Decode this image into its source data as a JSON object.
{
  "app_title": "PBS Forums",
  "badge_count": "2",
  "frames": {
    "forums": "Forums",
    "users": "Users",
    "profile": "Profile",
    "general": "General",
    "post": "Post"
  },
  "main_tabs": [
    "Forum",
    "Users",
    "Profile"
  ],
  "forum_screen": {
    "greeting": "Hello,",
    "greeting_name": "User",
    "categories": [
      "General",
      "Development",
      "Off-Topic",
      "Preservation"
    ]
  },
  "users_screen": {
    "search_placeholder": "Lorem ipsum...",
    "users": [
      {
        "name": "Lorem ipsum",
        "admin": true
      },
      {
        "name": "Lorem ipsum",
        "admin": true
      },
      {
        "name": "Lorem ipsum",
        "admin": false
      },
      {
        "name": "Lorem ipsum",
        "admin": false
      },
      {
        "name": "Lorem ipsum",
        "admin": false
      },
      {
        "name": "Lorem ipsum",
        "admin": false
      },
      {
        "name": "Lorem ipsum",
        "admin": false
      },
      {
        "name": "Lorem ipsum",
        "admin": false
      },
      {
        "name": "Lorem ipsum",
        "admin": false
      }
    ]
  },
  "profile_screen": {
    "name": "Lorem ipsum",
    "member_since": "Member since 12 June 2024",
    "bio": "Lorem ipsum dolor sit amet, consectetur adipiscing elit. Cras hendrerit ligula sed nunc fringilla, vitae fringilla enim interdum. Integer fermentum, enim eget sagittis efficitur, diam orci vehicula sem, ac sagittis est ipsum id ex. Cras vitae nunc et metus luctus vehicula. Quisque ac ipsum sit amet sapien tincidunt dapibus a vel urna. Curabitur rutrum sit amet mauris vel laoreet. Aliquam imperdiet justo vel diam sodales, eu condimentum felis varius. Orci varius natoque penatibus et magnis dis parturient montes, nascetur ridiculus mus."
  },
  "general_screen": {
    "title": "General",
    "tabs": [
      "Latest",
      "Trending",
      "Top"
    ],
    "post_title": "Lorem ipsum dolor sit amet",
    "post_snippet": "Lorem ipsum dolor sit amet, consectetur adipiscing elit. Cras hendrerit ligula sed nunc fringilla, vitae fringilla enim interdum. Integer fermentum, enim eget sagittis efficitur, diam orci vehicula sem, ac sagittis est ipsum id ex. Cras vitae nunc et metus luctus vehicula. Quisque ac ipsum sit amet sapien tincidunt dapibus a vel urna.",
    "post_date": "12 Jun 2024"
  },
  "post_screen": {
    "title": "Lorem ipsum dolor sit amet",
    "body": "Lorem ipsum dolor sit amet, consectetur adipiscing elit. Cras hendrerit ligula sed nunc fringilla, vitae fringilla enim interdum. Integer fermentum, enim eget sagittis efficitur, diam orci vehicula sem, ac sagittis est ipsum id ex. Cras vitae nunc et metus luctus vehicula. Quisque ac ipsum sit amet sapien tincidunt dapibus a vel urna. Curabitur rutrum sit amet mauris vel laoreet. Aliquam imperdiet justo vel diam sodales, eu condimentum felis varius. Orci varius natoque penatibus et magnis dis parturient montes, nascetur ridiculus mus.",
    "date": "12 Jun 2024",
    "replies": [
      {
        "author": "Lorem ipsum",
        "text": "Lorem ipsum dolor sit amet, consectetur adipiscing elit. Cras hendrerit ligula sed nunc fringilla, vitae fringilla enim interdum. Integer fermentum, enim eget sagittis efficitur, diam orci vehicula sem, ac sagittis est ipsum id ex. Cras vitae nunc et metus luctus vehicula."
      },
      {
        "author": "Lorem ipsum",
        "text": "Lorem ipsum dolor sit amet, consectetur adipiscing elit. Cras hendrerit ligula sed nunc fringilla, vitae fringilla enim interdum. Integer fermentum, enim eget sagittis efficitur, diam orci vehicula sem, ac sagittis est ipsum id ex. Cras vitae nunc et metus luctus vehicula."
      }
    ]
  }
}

**Aim of the exercise**
The records above should be repeated in full, exactly as given.

**Result for this exercise**
Decode this image into its source data as a JSON object.
{
  "app_title": "PBS Forums",
  "badge_count": "2",
  "frames": {
    "forums": "Forums",
    "users": "Users",
    "profile": "Profile",
    "general": "General",
    "post": "Post"
  },
  "main_tabs": [
    "Forum",
    "Users",
    "Profile"
  ],
  "forum_screen": {
    "greeting": "Hello,",
    "greeting_name": "User",
    "categories": [
      "General",
      "Development",
      "Off-Topic",
      "Preservation"
    ]
  },
  "users_screen": {
    "search_placeholder": "Lorem ipsum...",
    "users": [
      {
        "name": "Lorem ipsum",
        "admin": true
      },
      {
        "name": "Lorem ipsum",
        "admin": true
      },
      {
        "name": "Lorem ipsum",
        "admin": false
      },
      {
        "name": "Lorem ipsum",
        "admin": false
      },
      {
        "name": "Lorem ipsum",
        "admin": false
      },
      {
        "name": "Lorem ipsum",
        "admin": false
      },
      {
        "name": "Lorem ipsum",
        "admin": false
      },
      {
        "name": "Lorem ipsum",
        "admin": false
      },
      {
        "name": "Lorem ipsum",
        "admin": false
      }
    ]
  },
  "profile_screen": {
    "name": "Lorem ipsum",
    "member_since": "Member since 12 June 2024",
    "bio": "Lorem ipsum dolor sit amet, consectetur adipiscing elit. Cras hendrerit ligula sed nunc fringilla, vitae fringilla enim interdum. Integer fermentum, enim eget sagittis efficitur, diam orci vehicula sem, ac sagittis est ipsum id ex. Cras vitae nunc et metus luctus vehicula. Quisque ac ipsum sit amet sapien tincidunt dapibus a vel urna. Curabitur rutrum sit amet mauris vel laoreet. Aliquam imperdiet justo vel diam sodales, eu condimentum felis varius. Orci varius natoque penatibus et magnis dis parturient montes, nascetur ridiculus mus."
  },
  "general_screen": {
    "title": "General",
    "tabs": [
      "Latest",
      "Trending",
      "Top"
    ],
    "post_title": "Lorem ipsum dolor sit amet",
    "post_snippet": "Lorem ipsum dolor sit amet, consectetur adipiscing elit. Cras hendrerit ligula sed nunc fringilla, vitae fringilla enim interdum. Integer fermentum, enim eget sagittis efficitur, diam orci vehicula sem, ac sagittis est ipsum id ex. Cras vitae nunc et metus luctus vehicula. Quisque ac ipsum sit amet sapien tincidunt dapibus a vel urna.",
    "post_date": "12 Jun 2024"
  },
  "post_screen": {
    "title": "Lorem ipsum dolor sit amet",
    "body": "Lorem ipsum dolor sit amet, consectetur adipiscing elit. Cras hendrerit ligula sed nunc fringilla, vitae fringilla enim interdum. Integer fermentum, enim eget sagittis efficitur, diam orci vehicula sem, ac sagittis est ipsum id ex. Cras vitae nunc et metus luctus vehicula. Quisque ac ipsum sit amet sapien tincidunt dapibus a vel urna. Curabitur rutrum sit amet mauris vel laoreet. Aliquam imperdiet justo vel diam sodales, eu condimentum felis varius. Orci varius natoque penatibus et magnis dis parturient montes, nascetur ridiculus mus.",
    "date": "12 Jun 2024",
    "replies": [
      {
        "author": "Lorem ipsum",
        "text": "Lorem ipsum dolor sit amet, consectetur adipiscing elit. Cras hendrerit ligula sed nunc fringilla, vitae fringilla enim interdum. Integer fermentum, enim eget sagittis efficitur, diam orci vehicula sem, ac sagittis est ipsum id ex. Cras vitae nunc et metus luctus vehicula."
      },
      {
        "author": "Lorem ipsum",
        "text": "Lorem ipsum dolor sit amet, consectetur adipiscing elit. Cras hendrerit ligula sed nunc fringilla, vitae fringilla enim interdum. Integer fermentum, enim eget sagittis efficitur, diam orci vehicula sem, ac sagittis est ipsum id ex. Cras vitae nunc et metus luctus vehicula."
      }
    ]
  }
}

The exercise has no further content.